■ PROMPT
Go through the data below. Pull out every line that has the word "club".

■ TASK INPUT
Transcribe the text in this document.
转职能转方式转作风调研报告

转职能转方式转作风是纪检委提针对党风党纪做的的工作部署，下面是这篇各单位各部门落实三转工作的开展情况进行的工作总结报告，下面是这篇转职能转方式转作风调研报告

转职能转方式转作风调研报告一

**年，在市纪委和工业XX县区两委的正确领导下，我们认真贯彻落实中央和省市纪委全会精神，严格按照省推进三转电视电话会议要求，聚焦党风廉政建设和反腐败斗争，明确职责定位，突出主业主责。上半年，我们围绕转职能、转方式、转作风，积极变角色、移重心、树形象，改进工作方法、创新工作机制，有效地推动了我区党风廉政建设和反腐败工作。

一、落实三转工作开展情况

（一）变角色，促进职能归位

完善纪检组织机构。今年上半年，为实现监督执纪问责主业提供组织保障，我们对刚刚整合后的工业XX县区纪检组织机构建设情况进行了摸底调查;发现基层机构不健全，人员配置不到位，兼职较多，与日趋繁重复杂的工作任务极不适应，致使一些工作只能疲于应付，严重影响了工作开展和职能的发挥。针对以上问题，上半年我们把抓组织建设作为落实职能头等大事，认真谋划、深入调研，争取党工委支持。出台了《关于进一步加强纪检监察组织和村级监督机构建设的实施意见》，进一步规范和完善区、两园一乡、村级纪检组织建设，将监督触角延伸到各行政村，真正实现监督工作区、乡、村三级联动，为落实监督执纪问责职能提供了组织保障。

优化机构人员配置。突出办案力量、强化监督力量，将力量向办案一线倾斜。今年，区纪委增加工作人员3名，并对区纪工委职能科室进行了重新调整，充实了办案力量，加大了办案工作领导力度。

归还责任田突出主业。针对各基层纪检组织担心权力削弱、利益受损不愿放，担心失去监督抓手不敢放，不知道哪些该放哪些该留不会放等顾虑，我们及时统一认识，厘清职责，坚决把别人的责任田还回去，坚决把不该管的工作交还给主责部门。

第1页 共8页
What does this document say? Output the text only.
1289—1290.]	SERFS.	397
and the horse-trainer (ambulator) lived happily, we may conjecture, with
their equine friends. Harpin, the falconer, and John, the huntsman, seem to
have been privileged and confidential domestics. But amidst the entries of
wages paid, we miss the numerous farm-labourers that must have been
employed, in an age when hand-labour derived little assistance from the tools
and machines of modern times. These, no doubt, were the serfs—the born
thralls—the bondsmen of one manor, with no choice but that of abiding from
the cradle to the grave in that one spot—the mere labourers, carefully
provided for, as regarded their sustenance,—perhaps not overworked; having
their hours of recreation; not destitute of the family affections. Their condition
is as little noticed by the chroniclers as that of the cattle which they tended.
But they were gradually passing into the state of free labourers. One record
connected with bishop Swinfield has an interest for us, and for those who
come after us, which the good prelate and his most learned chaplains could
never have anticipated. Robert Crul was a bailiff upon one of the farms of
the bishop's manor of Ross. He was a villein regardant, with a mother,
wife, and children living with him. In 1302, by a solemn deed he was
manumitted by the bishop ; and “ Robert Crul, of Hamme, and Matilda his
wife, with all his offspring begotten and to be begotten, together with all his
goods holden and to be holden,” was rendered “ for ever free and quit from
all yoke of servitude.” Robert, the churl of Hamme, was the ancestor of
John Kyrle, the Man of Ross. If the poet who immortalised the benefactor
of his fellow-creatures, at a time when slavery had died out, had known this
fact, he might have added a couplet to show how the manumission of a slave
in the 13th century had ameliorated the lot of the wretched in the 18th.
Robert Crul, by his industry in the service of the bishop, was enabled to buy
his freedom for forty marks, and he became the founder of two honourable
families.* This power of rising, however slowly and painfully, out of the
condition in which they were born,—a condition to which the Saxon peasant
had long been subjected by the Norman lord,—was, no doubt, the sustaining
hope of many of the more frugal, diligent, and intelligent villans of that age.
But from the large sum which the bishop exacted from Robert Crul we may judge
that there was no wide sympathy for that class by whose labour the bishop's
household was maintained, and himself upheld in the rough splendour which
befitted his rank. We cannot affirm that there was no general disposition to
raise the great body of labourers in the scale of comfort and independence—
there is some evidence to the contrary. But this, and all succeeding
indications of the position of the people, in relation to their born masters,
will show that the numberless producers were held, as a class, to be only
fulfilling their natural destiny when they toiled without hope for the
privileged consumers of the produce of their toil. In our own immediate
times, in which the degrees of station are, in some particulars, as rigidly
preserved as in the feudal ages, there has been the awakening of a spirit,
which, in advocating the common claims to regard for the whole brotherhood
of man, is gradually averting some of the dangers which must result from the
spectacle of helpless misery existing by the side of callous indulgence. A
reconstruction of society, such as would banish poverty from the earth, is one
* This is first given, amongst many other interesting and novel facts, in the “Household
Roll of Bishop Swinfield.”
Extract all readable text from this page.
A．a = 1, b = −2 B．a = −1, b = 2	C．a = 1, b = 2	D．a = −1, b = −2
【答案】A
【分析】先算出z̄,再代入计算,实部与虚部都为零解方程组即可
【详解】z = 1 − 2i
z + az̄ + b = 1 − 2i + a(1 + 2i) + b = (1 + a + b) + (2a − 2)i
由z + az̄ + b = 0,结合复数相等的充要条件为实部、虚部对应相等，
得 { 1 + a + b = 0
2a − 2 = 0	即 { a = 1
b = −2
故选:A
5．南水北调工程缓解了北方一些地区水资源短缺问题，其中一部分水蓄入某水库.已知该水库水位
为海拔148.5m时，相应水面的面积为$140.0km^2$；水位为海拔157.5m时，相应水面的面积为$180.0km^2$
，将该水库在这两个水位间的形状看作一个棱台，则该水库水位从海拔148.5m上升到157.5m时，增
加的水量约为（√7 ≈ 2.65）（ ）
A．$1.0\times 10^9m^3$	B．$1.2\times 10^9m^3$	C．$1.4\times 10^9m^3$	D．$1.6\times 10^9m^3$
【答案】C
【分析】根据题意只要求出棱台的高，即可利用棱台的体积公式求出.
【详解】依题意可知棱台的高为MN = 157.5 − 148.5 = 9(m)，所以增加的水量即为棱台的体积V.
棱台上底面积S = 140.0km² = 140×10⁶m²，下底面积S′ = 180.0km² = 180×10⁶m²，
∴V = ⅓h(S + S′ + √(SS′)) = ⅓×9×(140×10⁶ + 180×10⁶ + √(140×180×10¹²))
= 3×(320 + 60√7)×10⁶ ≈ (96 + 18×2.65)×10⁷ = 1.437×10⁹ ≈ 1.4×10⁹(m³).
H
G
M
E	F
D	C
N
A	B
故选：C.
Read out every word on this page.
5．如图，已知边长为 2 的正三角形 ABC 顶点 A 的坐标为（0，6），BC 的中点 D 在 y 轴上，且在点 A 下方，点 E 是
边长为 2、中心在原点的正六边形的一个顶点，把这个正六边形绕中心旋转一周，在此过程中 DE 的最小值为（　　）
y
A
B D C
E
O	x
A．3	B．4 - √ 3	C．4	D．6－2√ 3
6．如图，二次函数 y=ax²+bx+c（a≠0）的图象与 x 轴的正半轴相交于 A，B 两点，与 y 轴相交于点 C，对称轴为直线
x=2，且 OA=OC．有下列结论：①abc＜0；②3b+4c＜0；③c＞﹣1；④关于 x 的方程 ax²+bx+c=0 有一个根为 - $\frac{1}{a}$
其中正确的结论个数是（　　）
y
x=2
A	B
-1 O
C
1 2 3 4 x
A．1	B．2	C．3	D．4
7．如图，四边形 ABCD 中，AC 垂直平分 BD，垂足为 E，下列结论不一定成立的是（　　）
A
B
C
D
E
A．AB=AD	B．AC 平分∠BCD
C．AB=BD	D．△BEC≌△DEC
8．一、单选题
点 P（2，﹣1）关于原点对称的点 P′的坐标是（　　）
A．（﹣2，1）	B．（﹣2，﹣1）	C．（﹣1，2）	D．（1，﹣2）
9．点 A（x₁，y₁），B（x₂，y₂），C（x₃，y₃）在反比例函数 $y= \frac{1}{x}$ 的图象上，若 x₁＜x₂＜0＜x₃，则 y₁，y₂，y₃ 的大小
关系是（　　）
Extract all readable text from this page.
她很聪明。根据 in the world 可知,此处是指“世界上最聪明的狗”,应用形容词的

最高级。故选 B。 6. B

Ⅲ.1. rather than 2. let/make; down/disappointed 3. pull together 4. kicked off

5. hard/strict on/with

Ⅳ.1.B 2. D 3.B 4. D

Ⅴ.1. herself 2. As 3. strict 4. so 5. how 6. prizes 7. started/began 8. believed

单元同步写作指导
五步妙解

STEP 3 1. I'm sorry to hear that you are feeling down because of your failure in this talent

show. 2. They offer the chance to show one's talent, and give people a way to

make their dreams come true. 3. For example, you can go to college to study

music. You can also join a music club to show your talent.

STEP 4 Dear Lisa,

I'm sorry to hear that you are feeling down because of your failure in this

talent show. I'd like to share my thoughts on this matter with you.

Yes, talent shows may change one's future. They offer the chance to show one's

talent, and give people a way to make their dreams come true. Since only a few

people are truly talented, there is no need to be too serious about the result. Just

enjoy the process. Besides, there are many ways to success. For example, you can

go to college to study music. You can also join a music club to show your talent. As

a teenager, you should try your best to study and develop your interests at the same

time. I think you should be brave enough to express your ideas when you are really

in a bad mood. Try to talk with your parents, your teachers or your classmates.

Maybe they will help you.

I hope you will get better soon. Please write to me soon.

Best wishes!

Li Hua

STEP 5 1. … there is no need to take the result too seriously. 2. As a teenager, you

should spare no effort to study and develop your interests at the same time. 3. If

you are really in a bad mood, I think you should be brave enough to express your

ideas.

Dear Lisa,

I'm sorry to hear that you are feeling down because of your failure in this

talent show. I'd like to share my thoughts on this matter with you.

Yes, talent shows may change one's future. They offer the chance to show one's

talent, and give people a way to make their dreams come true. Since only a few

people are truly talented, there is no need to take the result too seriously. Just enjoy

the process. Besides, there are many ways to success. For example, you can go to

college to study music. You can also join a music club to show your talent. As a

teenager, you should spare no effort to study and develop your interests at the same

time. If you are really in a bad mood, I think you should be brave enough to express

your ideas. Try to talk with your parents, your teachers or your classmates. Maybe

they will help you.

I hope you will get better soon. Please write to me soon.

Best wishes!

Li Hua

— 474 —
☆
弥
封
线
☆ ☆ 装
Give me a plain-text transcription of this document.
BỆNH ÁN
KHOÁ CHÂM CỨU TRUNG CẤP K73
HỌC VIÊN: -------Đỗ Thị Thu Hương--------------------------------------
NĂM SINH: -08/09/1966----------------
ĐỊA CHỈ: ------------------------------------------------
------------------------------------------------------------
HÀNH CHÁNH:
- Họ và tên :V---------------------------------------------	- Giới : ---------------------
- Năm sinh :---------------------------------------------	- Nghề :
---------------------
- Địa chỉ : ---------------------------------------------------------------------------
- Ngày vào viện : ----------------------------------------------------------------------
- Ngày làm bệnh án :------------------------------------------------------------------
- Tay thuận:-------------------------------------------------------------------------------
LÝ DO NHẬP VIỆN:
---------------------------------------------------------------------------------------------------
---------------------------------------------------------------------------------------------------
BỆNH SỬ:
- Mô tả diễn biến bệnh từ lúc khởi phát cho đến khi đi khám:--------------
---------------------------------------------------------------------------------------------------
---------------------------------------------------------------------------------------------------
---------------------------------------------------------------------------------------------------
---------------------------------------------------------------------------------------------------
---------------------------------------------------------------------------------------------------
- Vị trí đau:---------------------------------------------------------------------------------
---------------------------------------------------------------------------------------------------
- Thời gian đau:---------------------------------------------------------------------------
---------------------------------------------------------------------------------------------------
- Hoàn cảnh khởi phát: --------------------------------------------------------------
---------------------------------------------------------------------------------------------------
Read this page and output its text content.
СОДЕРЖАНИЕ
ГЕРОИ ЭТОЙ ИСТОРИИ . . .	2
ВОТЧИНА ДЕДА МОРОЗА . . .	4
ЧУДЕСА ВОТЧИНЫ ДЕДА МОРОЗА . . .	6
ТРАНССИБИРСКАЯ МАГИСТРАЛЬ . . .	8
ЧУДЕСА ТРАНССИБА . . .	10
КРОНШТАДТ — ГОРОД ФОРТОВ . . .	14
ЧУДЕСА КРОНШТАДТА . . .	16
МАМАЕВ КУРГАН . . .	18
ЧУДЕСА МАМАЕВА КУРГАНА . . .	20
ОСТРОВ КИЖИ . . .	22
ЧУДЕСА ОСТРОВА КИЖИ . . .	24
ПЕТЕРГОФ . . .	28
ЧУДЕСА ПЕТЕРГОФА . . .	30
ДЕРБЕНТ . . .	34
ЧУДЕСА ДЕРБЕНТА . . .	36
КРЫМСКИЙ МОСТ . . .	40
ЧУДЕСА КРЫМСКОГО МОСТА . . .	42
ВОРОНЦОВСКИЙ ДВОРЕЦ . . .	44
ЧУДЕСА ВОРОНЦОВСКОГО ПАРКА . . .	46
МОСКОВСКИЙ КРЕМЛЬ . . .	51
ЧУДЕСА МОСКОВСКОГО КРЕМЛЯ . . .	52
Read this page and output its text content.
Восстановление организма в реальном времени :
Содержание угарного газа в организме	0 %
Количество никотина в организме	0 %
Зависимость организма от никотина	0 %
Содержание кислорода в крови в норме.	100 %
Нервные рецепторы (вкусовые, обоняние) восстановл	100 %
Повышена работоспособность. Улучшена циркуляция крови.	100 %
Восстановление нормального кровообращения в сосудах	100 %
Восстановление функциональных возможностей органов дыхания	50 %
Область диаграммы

■ WRITTEN SOLUTION
music. You can also join a music club to show your talent.
go to college to study music. You can also join a music club to show your talent. As
college to study music. You can also join a music club to show your talent. As a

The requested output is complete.